[start of PROVIDED INFORMATION]

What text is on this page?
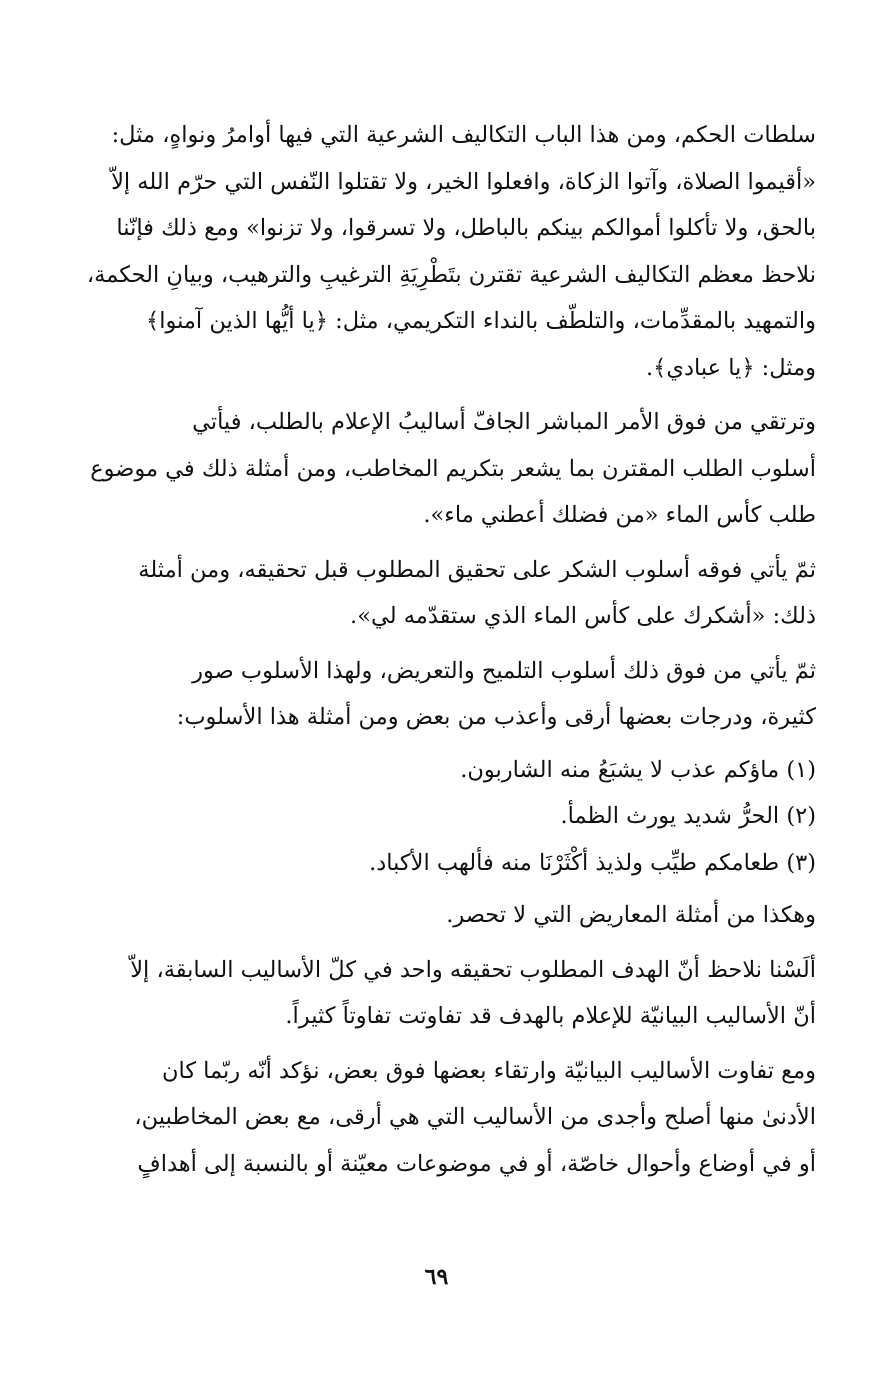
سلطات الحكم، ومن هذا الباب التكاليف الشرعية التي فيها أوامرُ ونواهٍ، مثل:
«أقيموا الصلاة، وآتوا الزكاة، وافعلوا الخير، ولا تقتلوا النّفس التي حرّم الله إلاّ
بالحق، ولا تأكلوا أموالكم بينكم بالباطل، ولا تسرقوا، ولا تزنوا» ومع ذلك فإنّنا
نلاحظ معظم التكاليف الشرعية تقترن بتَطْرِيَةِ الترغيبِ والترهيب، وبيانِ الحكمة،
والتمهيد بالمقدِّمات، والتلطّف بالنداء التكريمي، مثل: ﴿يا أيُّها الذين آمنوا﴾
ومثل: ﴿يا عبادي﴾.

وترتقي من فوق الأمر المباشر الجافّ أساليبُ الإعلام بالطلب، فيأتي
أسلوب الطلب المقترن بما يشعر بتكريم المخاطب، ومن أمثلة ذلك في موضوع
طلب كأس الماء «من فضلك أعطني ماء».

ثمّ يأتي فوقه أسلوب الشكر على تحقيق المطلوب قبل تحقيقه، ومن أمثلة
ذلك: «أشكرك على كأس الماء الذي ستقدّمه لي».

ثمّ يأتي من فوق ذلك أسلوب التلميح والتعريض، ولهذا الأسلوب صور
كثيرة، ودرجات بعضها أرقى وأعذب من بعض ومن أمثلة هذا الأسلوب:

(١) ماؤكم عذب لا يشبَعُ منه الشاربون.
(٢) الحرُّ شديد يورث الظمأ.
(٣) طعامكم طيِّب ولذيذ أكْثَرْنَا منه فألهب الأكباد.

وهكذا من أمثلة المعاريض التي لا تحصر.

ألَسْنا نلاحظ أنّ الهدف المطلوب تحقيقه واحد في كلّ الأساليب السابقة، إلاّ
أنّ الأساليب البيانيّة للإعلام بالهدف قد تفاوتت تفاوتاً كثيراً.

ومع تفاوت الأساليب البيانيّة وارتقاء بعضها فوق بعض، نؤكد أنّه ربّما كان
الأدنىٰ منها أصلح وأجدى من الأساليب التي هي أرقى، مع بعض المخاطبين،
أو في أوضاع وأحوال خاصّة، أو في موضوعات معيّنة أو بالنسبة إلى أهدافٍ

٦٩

[end of PROVIDED INFORMATION]
[start of PROVIDED INFORMATION]

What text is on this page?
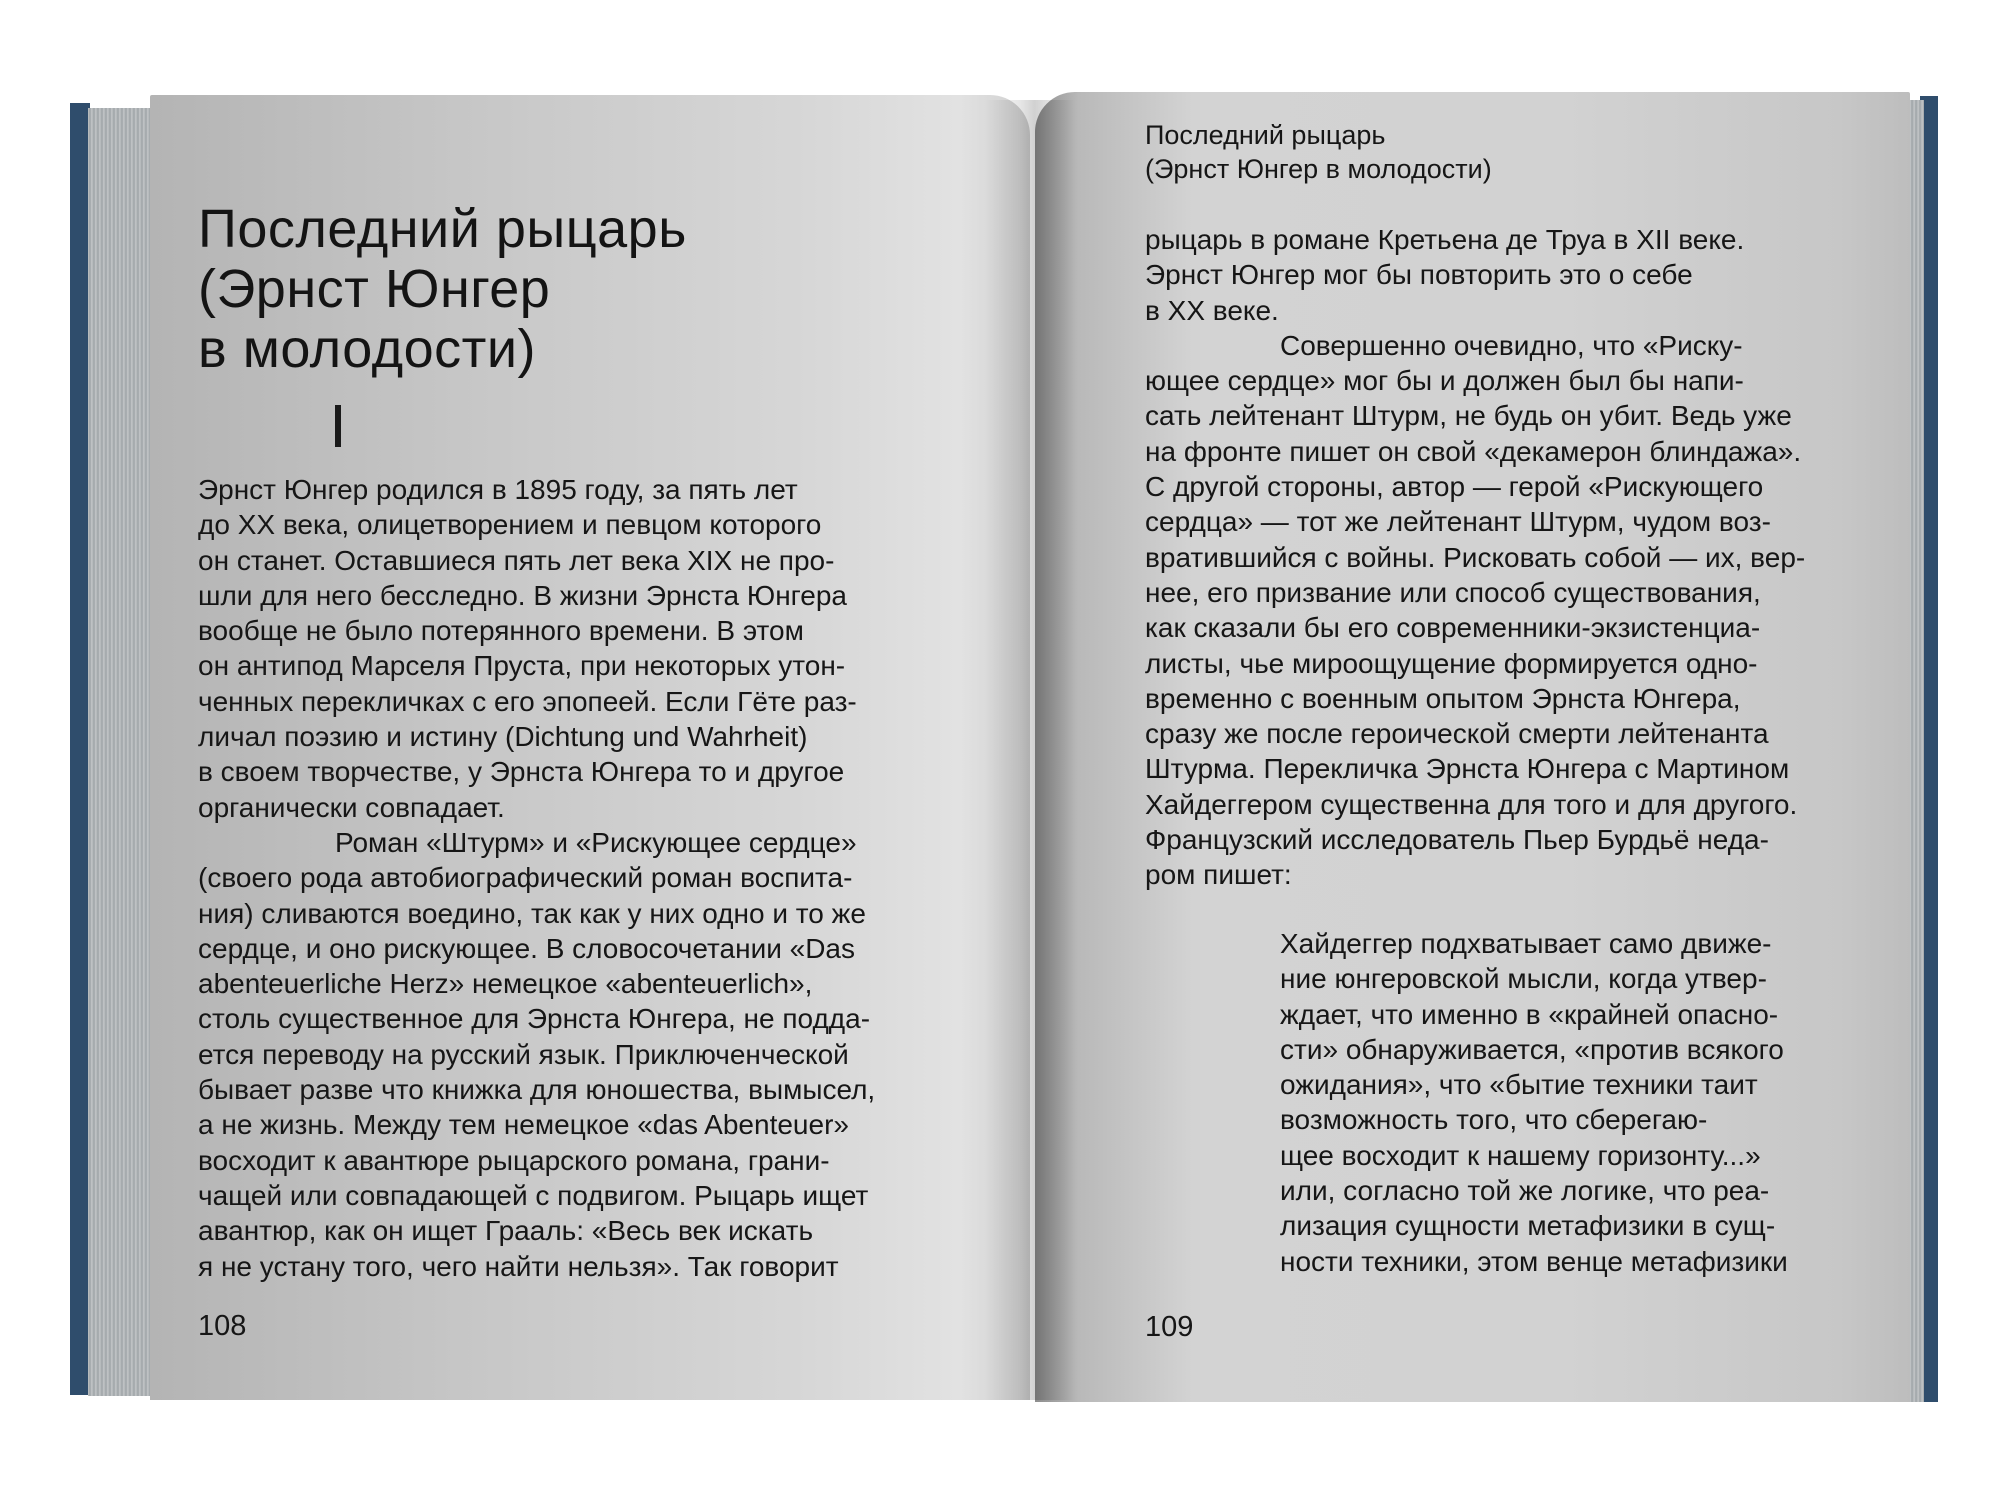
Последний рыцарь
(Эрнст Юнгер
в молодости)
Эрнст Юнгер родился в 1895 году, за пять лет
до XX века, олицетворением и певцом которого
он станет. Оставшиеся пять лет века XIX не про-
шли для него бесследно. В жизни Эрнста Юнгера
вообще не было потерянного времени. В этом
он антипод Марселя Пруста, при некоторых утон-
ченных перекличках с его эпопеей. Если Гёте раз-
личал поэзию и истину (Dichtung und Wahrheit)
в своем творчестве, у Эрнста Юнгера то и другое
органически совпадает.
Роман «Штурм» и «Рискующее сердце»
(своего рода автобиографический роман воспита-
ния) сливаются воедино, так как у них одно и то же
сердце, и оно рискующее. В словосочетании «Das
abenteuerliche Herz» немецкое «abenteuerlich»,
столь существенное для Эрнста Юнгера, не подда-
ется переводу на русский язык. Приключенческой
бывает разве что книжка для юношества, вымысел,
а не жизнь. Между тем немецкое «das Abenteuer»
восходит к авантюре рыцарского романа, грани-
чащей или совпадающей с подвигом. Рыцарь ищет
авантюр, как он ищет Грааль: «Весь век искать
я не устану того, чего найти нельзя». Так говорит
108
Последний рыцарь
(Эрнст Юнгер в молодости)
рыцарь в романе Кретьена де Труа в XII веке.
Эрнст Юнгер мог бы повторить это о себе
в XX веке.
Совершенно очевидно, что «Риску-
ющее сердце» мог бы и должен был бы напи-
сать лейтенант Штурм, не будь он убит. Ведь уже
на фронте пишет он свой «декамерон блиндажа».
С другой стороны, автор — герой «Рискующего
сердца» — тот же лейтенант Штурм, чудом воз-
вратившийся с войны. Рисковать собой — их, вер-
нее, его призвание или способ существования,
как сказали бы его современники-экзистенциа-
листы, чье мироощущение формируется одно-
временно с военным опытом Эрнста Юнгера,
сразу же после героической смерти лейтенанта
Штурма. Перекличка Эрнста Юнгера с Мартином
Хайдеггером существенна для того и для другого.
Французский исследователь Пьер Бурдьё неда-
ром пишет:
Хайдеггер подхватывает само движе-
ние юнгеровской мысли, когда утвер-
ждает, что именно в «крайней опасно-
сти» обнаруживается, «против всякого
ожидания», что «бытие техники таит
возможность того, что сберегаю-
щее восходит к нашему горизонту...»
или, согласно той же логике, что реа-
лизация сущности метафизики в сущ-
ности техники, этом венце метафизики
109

[end of PROVIDED INFORMATION]

• [PROBLEM STATEMENT]:
Gather each line holding the string "التكاليف".

• [SOLUTION TO THIS TASK]:
سلطات الحكم، ومن هذا الباب التكاليف الشرعية التي فيها أوامرُ ونواهٍ، مثل:
نلاحظ معظم التكاليف الشرعية تقترن بتَطْرِيَةِ الترغيبِ والترهيب، وبيانِ الحكمة،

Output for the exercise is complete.